- [YOUR OBJECTIVE]:
Gather all lines with "trandansen" from the records.

- [Stored data]:
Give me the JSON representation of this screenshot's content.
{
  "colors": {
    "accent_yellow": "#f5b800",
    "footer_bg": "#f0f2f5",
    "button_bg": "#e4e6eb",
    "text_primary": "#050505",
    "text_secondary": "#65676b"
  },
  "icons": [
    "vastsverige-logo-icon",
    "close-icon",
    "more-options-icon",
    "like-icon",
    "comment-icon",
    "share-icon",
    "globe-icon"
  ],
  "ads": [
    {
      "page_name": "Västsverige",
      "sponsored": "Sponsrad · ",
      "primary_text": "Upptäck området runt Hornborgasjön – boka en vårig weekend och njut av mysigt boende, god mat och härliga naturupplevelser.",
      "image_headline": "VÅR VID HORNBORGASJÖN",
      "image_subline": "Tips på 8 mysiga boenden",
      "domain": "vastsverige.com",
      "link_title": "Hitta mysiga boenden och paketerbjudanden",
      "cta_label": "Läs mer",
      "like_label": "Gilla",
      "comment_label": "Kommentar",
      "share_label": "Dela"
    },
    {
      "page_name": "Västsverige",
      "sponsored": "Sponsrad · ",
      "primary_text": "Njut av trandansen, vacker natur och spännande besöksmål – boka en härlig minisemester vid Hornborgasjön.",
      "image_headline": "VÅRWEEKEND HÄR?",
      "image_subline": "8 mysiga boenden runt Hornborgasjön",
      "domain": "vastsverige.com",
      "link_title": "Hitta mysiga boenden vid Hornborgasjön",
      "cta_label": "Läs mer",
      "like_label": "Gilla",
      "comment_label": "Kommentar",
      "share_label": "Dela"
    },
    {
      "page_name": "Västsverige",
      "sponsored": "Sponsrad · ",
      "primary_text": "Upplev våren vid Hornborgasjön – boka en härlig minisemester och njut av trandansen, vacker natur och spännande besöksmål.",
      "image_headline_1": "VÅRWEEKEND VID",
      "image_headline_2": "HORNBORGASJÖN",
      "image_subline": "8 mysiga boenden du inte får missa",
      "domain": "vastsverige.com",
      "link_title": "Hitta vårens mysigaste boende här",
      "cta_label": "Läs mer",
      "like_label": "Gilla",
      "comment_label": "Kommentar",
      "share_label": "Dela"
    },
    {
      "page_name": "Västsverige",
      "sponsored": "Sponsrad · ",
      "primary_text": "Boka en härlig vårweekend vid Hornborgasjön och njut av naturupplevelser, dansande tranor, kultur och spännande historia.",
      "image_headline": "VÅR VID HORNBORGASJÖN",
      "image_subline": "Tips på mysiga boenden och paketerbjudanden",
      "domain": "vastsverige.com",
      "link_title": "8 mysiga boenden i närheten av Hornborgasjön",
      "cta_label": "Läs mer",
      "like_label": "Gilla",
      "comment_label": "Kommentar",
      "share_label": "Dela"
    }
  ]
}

- [SOLUTION TO THIS EXERCISE]:
      "primary_text": "Njut av trandansen, vacker natur och spännande besöksmål – boka en härlig minisemester vid Hornborgasjön.",
      "primary_text": "Upplev våren vid Hornborgasjön – boka en härlig minisemester och njut av trandansen, vacker natur och spännande besöksmål.",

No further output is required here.